Data to use:
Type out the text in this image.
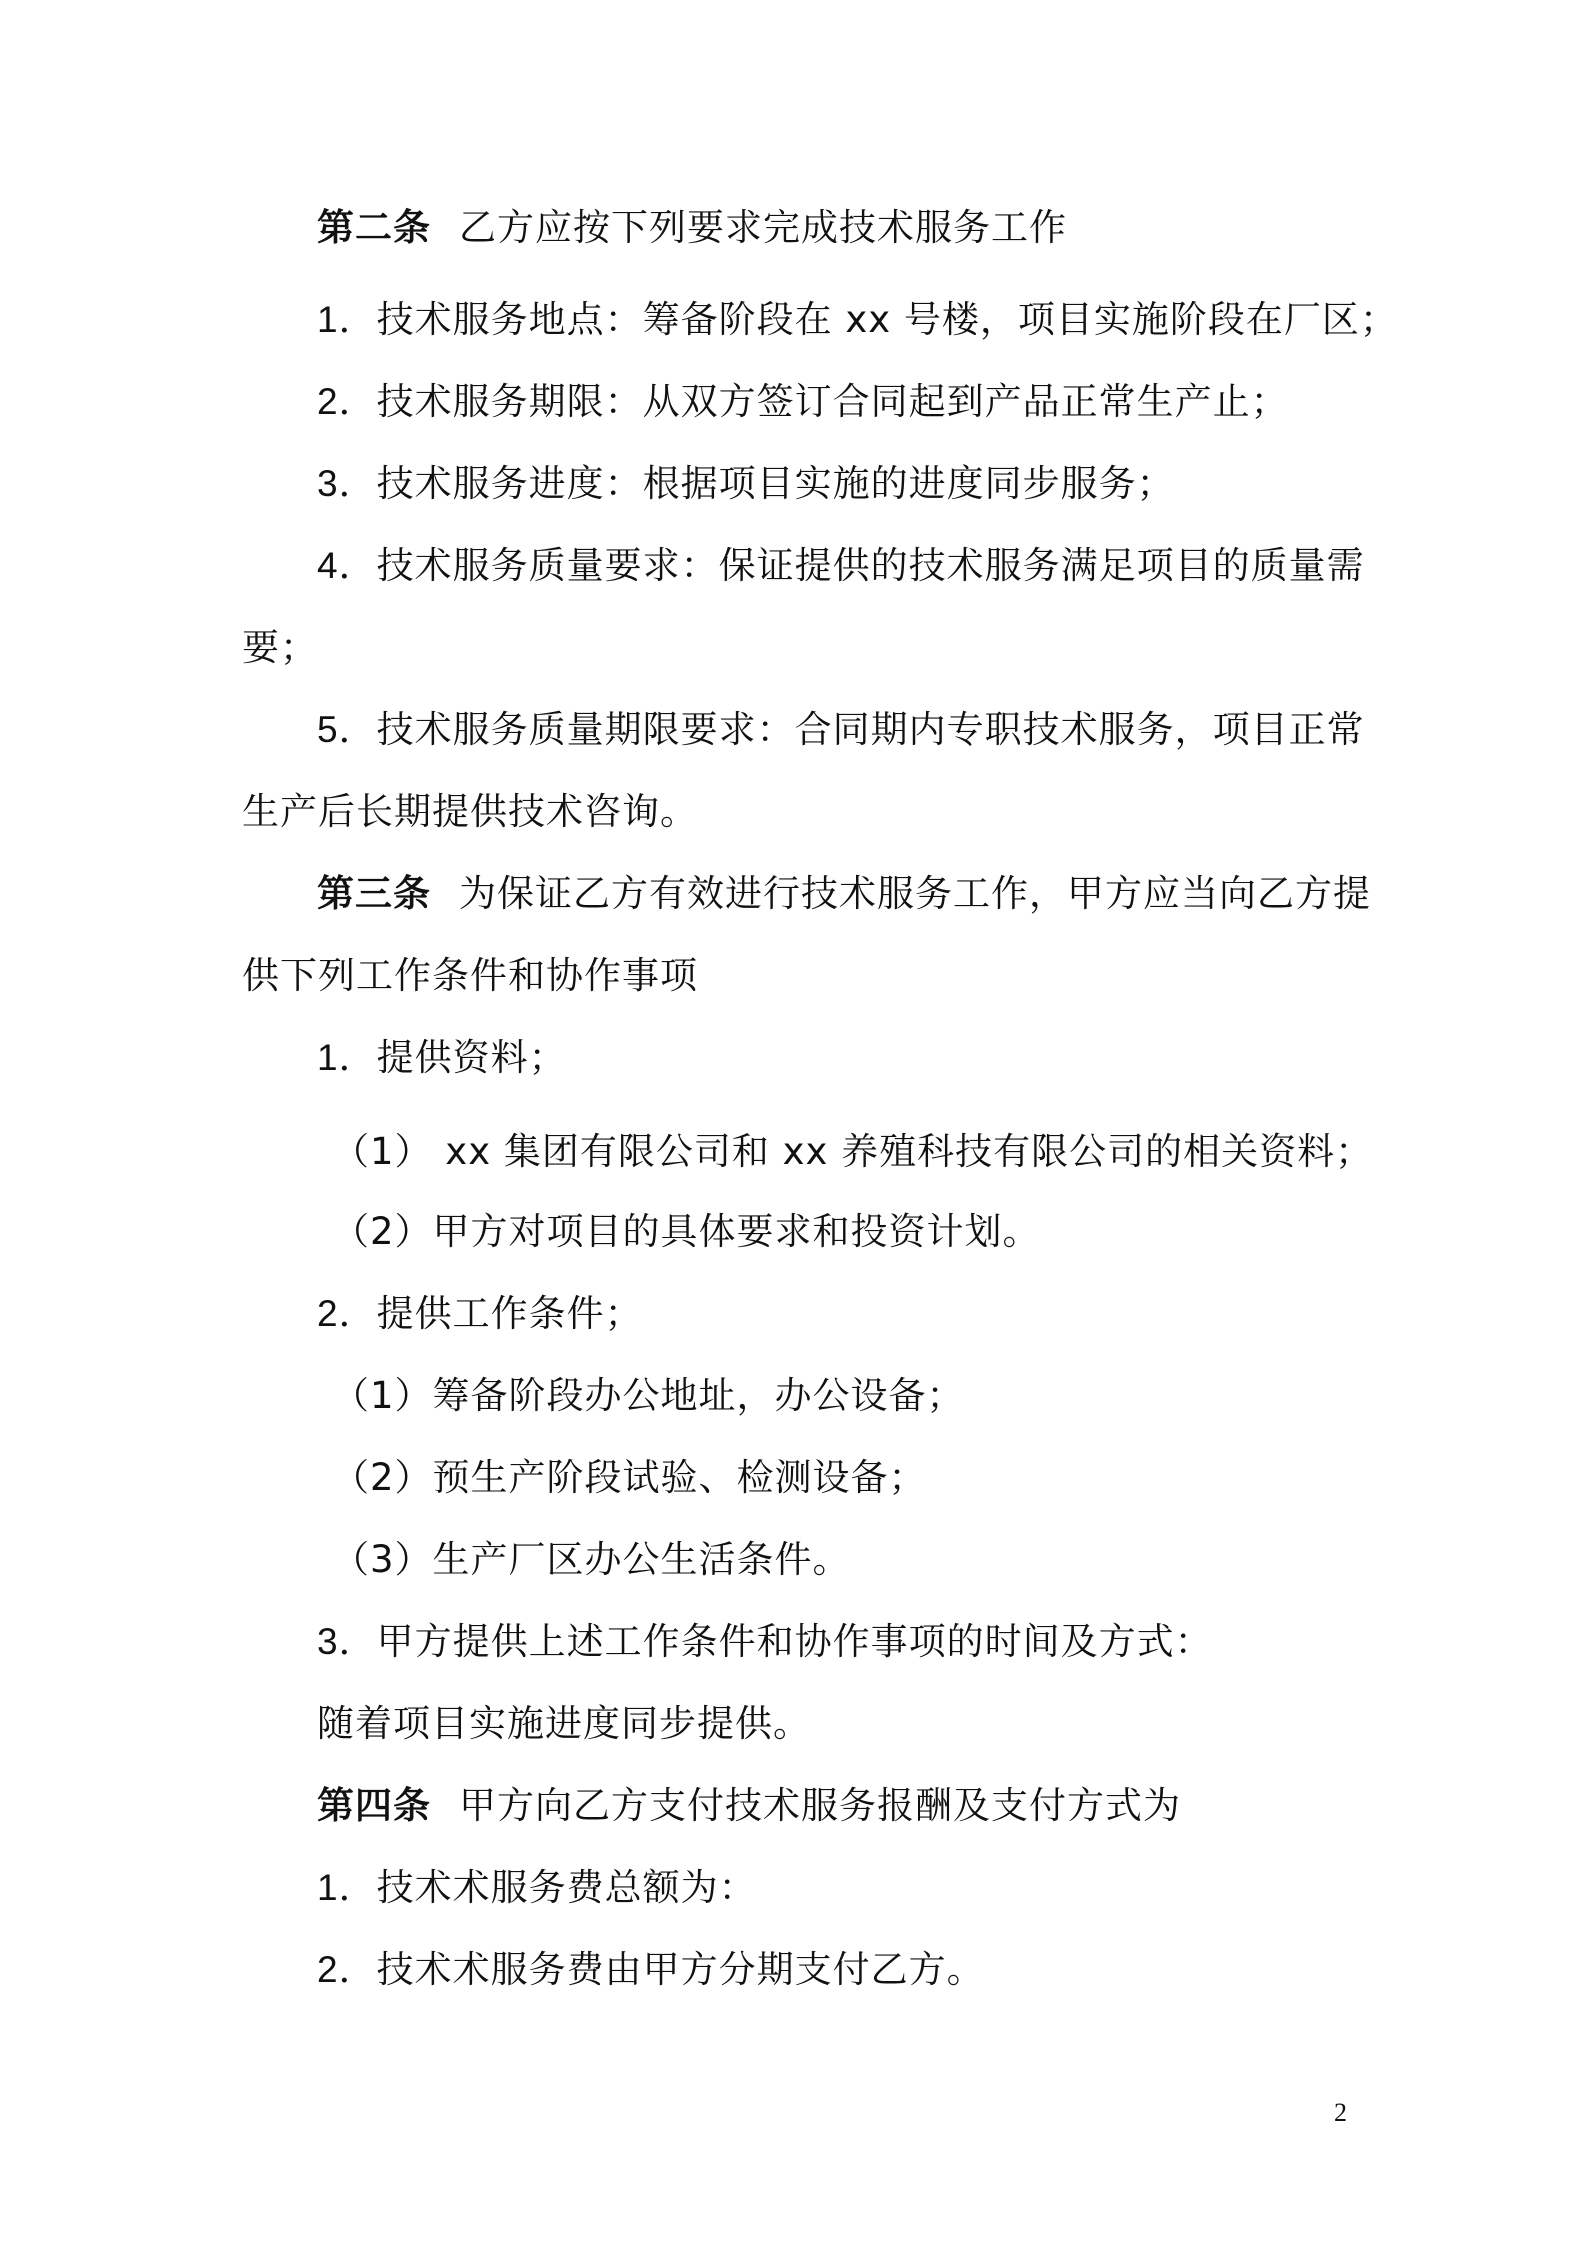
第二条 乙方应按下列要求完成技术服务工作
1．技术服务地点：筹备阶段在 xx 号楼，项目实施阶段在厂区；
2．技术服务期限：从双方签订合同起到产品正常生产止；
3．技术服务进度：根据项目实施的进度同步服务；
4．技术服务质量要求：保证提供的技术服务满足项目的质量需
要；
5．技术服务质量期限要求：合同期内专职技术服务，项目正常
生产后长期提供技术咨询。
第三条 为保证乙方有效进行技术服务工作，甲方应当向乙方提
供下列工作条件和协作事项
1．提供资料；
（1） xx 集团有限公司和 xx 养殖科技有限公司的相关资料；
（2）甲方对项目的具体要求和投资计划。
2．提供工作条件；
（1）筹备阶段办公地址，办公设备；
（2）预生产阶段试验、检测设备；
（3）生产厂区办公生活条件。
3．甲方提供上述工作条件和协作事项的时间及方式：
随着项目实施进度同步提供。
第四条 甲方向乙方支付技术服务报酬及支付方式为
1．技术术服务费总额为：
2．技术术服务费由甲方分期支付乙方。
2
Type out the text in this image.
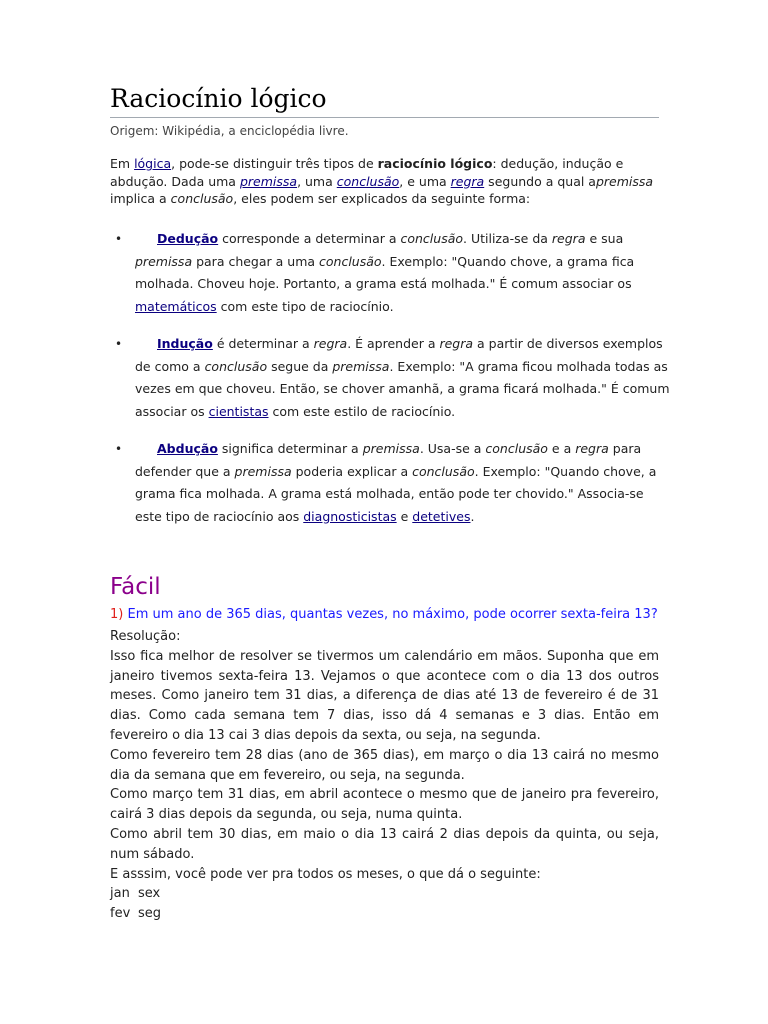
Raciocínio lógico
Origem: Wikipédia, a enciclopédia livre.
Em lógica, pode-se distinguir três tipos de raciocínio lógico: dedução, indução e abdução. Dada uma premissa, uma conclusão, e uma regra segundo a qual apremissa implica a conclusão, eles podem ser explicados da seguinte forma:
•	Dedução corresponde a determinar a conclusão. Utiliza-se da regra e sua premissa para chegar a uma conclusão. Exemplo: "Quando chove, a grama fica molhada. Choveu hoje. Portanto, a grama está molhada." É comum associar os matemáticos com este tipo de raciocínio.
•	Indução é determinar a regra. É aprender a regra a partir de diversos exemplos de como a conclusão segue da premissa. Exemplo: "A grama ficou molhada todas as vezes em que choveu. Então, se chover amanhã, a grama ficará molhada." É comum associar os cientistas com este estilo de raciocínio.
•	Abdução significa determinar a premissa. Usa-se a conclusão e a regra para defender que a premissa poderia explicar a conclusão. Exemplo: "Quando chove, a grama fica molhada. A grama está molhada, então pode ter chovido." Associa-se este tipo de raciocínio aos diagnosticistas e detetives.
Fácil
1) Em um ano de 365 dias, quantas vezes, no máximo, pode ocorrer sexta-feira 13?

Resolução:

Isso fica melhor de resolver se tivermos um calendário em mãos. Suponha que em janeiro tivemos sexta-feira 13. Vejamos o que acontece com o dia 13 dos outros meses. Como janeiro tem 31 dias, a diferença de dias até 13 de fevereiro é de 31 dias. Como cada semana tem 7 dias, isso dá 4 semanas e 3 dias. Então em fevereiro o dia 13 cai 3 dias depois da sexta, ou seja, na segunda.

Como fevereiro tem 28 dias (ano de 365 dias), em março o dia 13 cairá no mesmo dia da semana que em fevereiro, ou seja, na segunda.

Como março tem 31 dias, em abril acontece o mesmo que de janeiro pra fevereiro, cairá 3 dias depois da segunda, ou seja, numa quinta.

Como abril tem 30 dias, em maio o dia 13 cairá 2 dias depois da quinta, ou seja, num sábado.

E asssim, você pode ver pra todos os meses, o que dá o seguinte:

jan sex

fev seg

Exercise:
Collect every line above that contains the word "lógico".

Task response:
Raciocínio lógico
Em lógica, pode-se distinguir três tipos de raciocínio lógico: dedução, indução e abdução. Dada uma premissa, uma conclusão, e uma regra segundo a qual apremissa implica a conclusão, eles podem ser explicados da seguinte forma:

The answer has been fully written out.